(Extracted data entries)
------------------------------

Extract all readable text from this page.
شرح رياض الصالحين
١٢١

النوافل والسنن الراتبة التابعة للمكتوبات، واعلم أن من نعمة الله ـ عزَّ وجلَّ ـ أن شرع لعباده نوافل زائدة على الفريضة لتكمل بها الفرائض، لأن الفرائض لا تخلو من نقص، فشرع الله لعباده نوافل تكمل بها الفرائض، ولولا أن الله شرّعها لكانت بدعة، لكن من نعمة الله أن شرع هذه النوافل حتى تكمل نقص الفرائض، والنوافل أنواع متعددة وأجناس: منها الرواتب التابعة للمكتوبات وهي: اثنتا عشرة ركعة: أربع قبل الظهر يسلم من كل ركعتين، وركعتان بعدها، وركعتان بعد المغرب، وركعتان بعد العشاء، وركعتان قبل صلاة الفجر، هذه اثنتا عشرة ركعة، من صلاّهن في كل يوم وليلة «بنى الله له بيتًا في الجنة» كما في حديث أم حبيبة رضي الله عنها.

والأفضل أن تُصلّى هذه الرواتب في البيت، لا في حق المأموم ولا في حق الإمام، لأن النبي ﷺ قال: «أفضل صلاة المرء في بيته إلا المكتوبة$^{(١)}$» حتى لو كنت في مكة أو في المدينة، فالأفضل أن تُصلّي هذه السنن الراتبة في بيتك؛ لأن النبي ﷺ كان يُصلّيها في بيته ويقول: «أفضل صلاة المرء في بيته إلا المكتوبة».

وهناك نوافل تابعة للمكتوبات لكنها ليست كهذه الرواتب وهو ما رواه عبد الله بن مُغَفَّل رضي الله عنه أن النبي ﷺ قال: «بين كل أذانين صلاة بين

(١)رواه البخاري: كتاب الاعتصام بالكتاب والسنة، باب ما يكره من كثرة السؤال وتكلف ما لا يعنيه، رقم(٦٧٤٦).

------------------------------

GOAL> The records above should be repeated in full, exactly as given.

ANSWER TO THE PROBLEM>
Extract all readable text from this page.
شرح رياض الصالحين
١٢١

النوافل والسنن الراتبة التابعة للمكتوبات، واعلم أن من نعمة الله ـ عزَّ وجلَّ ـ أن شرع لعباده نوافل زائدة على الفريضة لتكمل بها الفرائض، لأن الفرائض لا تخلو من نقص، فشرع الله لعباده نوافل تكمل بها الفرائض، ولولا أن الله شرّعها لكانت بدعة، لكن من نعمة الله أن شرع هذه النوافل حتى تكمل نقص الفرائض، والنوافل أنواع متعددة وأجناس: منها الرواتب التابعة للمكتوبات وهي: اثنتا عشرة ركعة: أربع قبل الظهر يسلم من كل ركعتين، وركعتان بعدها، وركعتان بعد المغرب، وركعتان بعد العشاء، وركعتان قبل صلاة الفجر، هذه اثنتا عشرة ركعة، من صلاّهن في كل يوم وليلة «بنى الله له بيتًا في الجنة» كما في حديث أم حبيبة رضي الله عنها.

والأفضل أن تُصلّى هذه الرواتب في البيت، لا في حق المأموم ولا في حق الإمام، لأن النبي ﷺ قال: «أفضل صلاة المرء في بيته إلا المكتوبة$^{(١)}$» حتى لو كنت في مكة أو في المدينة، فالأفضل أن تُصلّي هذه السنن الراتبة في بيتك؛ لأن النبي ﷺ كان يُصلّيها في بيته ويقول: «أفضل صلاة المرء في بيته إلا المكتوبة».

وهناك نوافل تابعة للمكتوبات لكنها ليست كهذه الرواتب وهو ما رواه عبد الله بن مُغَفَّل رضي الله عنه أن النبي ﷺ قال: «بين كل أذانين صلاة بين

(١)رواه البخاري: كتاب الاعتصام بالكتاب والسنة، باب ما يكره من كثرة السؤال وتكلف ما لا يعنيه، رقم(٦٧٤٦).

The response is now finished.